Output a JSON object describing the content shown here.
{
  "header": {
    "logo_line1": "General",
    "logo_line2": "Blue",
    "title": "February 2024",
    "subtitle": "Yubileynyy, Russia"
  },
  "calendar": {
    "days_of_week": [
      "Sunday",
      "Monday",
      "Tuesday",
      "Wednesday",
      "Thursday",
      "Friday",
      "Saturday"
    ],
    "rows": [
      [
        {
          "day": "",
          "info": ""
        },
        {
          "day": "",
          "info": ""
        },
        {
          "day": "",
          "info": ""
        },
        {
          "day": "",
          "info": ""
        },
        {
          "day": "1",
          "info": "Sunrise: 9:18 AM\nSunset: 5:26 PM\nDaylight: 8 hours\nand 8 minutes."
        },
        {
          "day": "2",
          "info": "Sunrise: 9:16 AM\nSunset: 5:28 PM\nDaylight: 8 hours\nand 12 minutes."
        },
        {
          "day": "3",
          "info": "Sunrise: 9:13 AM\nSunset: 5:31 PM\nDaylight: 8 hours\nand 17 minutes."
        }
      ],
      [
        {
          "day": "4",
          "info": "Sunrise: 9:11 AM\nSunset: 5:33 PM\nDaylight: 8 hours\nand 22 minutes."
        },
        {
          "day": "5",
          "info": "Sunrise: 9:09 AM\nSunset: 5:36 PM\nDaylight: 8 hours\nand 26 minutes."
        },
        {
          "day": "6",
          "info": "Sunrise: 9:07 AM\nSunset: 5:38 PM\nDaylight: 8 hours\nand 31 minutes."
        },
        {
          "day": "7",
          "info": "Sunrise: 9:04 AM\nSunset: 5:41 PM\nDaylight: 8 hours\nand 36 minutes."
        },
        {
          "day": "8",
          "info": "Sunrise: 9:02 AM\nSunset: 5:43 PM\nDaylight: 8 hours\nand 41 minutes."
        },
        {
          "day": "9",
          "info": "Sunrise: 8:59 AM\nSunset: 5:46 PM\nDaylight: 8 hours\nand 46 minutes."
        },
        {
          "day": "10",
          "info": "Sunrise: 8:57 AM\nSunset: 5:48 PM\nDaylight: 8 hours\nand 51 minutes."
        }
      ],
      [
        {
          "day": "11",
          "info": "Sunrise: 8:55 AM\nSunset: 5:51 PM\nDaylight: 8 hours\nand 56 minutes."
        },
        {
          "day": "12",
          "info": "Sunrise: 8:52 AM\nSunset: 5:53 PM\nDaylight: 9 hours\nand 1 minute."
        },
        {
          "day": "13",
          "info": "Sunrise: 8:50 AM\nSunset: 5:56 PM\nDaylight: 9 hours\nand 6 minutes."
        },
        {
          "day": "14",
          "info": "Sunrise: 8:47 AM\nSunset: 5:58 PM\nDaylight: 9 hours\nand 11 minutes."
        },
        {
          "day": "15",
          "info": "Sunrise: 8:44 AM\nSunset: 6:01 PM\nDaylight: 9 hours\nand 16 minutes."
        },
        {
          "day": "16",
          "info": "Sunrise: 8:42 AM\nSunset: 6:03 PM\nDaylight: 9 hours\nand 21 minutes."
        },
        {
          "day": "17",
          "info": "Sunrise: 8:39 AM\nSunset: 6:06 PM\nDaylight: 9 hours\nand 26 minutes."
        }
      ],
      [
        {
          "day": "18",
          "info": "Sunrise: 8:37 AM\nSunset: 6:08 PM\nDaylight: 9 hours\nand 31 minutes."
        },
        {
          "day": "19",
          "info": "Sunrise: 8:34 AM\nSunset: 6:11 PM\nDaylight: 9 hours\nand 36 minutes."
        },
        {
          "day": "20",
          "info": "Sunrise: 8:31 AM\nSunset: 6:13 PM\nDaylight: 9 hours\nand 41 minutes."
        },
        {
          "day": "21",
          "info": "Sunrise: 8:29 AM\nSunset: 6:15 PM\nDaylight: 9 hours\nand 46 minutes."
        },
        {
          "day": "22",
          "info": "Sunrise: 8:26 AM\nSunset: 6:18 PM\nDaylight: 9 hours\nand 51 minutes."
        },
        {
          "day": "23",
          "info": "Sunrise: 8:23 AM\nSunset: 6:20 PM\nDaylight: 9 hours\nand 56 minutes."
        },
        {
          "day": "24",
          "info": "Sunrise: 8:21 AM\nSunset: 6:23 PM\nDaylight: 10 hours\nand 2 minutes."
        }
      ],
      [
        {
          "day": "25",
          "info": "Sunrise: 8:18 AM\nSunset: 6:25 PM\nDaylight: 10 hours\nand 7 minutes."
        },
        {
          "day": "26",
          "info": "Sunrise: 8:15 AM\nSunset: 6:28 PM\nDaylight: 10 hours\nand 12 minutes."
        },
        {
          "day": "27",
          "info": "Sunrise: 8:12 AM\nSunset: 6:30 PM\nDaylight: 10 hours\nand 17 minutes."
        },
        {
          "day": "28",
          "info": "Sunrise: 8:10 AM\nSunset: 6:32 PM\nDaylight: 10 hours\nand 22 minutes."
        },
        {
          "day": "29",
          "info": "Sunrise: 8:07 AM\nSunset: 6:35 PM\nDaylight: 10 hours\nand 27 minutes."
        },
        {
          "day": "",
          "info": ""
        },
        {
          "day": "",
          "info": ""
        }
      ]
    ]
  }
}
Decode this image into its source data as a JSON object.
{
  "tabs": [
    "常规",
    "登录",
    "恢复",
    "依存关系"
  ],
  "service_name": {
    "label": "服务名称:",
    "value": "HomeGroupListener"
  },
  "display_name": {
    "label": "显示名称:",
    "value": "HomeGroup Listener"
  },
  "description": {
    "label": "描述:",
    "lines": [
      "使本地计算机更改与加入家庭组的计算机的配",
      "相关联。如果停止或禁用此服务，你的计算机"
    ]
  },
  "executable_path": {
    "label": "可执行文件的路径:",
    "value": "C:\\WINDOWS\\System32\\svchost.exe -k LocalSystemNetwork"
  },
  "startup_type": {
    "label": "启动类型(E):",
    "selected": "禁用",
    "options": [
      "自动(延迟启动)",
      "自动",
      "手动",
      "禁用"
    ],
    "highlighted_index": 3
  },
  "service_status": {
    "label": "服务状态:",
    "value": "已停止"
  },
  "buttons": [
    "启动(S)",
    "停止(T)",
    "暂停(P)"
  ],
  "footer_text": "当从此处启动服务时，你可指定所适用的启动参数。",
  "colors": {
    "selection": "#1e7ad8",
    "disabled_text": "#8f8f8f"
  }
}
##############################
> PROBLEM DETAILS:
Reproduce the complete set of lines precisely as supplied.

> OUTPUT:
Output a JSON object describing the content shown here.
{
  "header": {
    "logo_line1": "General",
    "logo_line2": "Blue",
    "title": "February 2024",
    "subtitle": "Yubileynyy, Russia"
  },
  "calendar": {
    "days_of_week": [
      "Sunday",
      "Monday",
      "Tuesday",
      "Wednesday",
      "Thursday",
      "Friday",
      "Saturday"
    ],
    "rows": [
      [
        {
          "day": "",
          "info": ""
        },
        {
          "day": "",
          "info": ""
        },
        {
          "day": "",
          "info": ""
        },
        {
          "day": "",
          "info": ""
        },
        {
          "day": "1",
          "info": "Sunrise: 9:18 AM\nSunset: 5:26 PM\nDaylight: 8 hours\nand 8 minutes."
        },
        {
          "day": "2",
          "info": "Sunrise: 9:16 AM\nSunset: 5:28 PM\nDaylight: 8 hours\nand 12 minutes."
        },
        {
          "day": "3",
          "info": "Sunrise: 9:13 AM\nSunset: 5:31 PM\nDaylight: 8 hours\nand 17 minutes."
        }
      ],
      [
        {
          "day": "4",
          "info": "Sunrise: 9:11 AM\nSunset: 5:33 PM\nDaylight: 8 hours\nand 22 minutes."
        },
        {
          "day": "5",
          "info": "Sunrise: 9:09 AM\nSunset: 5:36 PM\nDaylight: 8 hours\nand 26 minutes."
        },
        {
          "day": "6",
          "info": "Sunrise: 9:07 AM\nSunset: 5:38 PM\nDaylight: 8 hours\nand 31 minutes."
        },
        {
          "day": "7",
          "info": "Sunrise: 9:04 AM\nSunset: 5:41 PM\nDaylight: 8 hours\nand 36 minutes."
        },
        {
          "day": "8",
          "info": "Sunrise: 9:02 AM\nSunset: 5:43 PM\nDaylight: 8 hours\nand 41 minutes."
        },
        {
          "day": "9",
          "info": "Sunrise: 8:59 AM\nSunset: 5:46 PM\nDaylight: 8 hours\nand 46 minutes."
        },
        {
          "day": "10",
          "info": "Sunrise: 8:57 AM\nSunset: 5:48 PM\nDaylight: 8 hours\nand 51 minutes."
        }
      ],
      [
        {
          "day": "11",
          "info": "Sunrise: 8:55 AM\nSunset: 5:51 PM\nDaylight: 8 hours\nand 56 minutes."
        },
        {
          "day": "12",
          "info": "Sunrise: 8:52 AM\nSunset: 5:53 PM\nDaylight: 9 hours\nand 1 minute."
        },
        {
          "day": "13",
          "info": "Sunrise: 8:50 AM\nSunset: 5:56 PM\nDaylight: 9 hours\nand 6 minutes."
        },
        {
          "day": "14",
          "info": "Sunrise: 8:47 AM\nSunset: 5:58 PM\nDaylight: 9 hours\nand 11 minutes."
        },
        {
          "day": "15",
          "info": "Sunrise: 8:44 AM\nSunset: 6:01 PM\nDaylight: 9 hours\nand 16 minutes."
        },
        {
          "day": "16",
          "info": "Sunrise: 8:42 AM\nSunset: 6:03 PM\nDaylight: 9 hours\nand 21 minutes."
        },
        {
          "day": "17",
          "info": "Sunrise: 8:39 AM\nSunset: 6:06 PM\nDaylight: 9 hours\nand 26 minutes."
        }
      ],
      [
        {
          "day": "18",
          "info": "Sunrise: 8:37 AM\nSunset: 6:08 PM\nDaylight: 9 hours\nand 31 minutes."
        },
        {
          "day": "19",
          "info": "Sunrise: 8:34 AM\nSunset: 6:11 PM\nDaylight: 9 hours\nand 36 minutes."
        },
        {
          "day": "20",
          "info": "Sunrise: 8:31 AM\nSunset: 6:13 PM\nDaylight: 9 hours\nand 41 minutes."
        },
        {
          "day": "21",
          "info": "Sunrise: 8:29 AM\nSunset: 6:15 PM\nDaylight: 9 hours\nand 46 minutes."
        },
        {
          "day": "22",
          "info": "Sunrise: 8:26 AM\nSunset: 6:18 PM\nDaylight: 9 hours\nand 51 minutes."
        },
        {
          "day": "23",
          "info": "Sunrise: 8:23 AM\nSunset: 6:20 PM\nDaylight: 9 hours\nand 56 minutes."
        },
        {
          "day": "24",
          "info": "Sunrise: 8:21 AM\nSunset: 6:23 PM\nDaylight: 10 hours\nand 2 minutes."
        }
      ],
      [
        {
          "day": "25",
          "info": "Sunrise: 8:18 AM\nSunset: 6:25 PM\nDaylight: 10 hours\nand 7 minutes."
        },
        {
          "day": "26",
          "info": "Sunrise: 8:15 AM\nSunset: 6:28 PM\nDaylight: 10 hours\nand 12 minutes."
        },
        {
          "day": "27",
          "info": "Sunrise: 8:12 AM\nSunset: 6:30 PM\nDaylight: 10 hours\nand 17 minutes."
        },
        {
          "day": "28",
          "info": "Sunrise: 8:10 AM\nSunset: 6:32 PM\nDaylight: 10 hours\nand 22 minutes."
        },
        {
          "day": "29",
          "info": "Sunrise: 8:07 AM\nSunset: 6:35 PM\nDaylight: 10 hours\nand 27 minutes."
        },
        {
          "day": "",
          "info": ""
        },
        {
          "day": "",
          "info": ""
        }
      ]
    ]
  }
}
Decode this image into its source data as a JSON object.
{
  "tabs": [
    "常规",
    "登录",
    "恢复",
    "依存关系"
  ],
  "service_name": {
    "label": "服务名称:",
    "value": "HomeGroupListener"
  },
  "display_name": {
    "label": "显示名称:",
    "value": "HomeGroup Listener"
  },
  "description": {
    "label": "描述:",
    "lines": [
      "使本地计算机更改与加入家庭组的计算机的配",
      "相关联。如果停止或禁用此服务，你的计算机"
    ]
  },
  "executable_path": {
    "label": "可执行文件的路径:",
    "value": "C:\\WINDOWS\\System32\\svchost.exe -k LocalSystemNetwork"
  },
  "startup_type": {
    "label": "启动类型(E):",
    "selected": "禁用",
    "options": [
      "自动(延迟启动)",
      "自动",
      "手动",
      "禁用"
    ],
    "highlighted_index": 3
  },
  "service_status": {
    "label": "服务状态:",
    "value": "已停止"
  },
  "buttons": [
    "启动(S)",
    "停止(T)",
    "暂停(P)"
  ],
  "footer_text": "当从此处启动服务时，你可指定所适用的启动参数。",
  "colors": {
    "selection": "#1e7ad8",
    "disabled_text": "#8f8f8f"
  }
}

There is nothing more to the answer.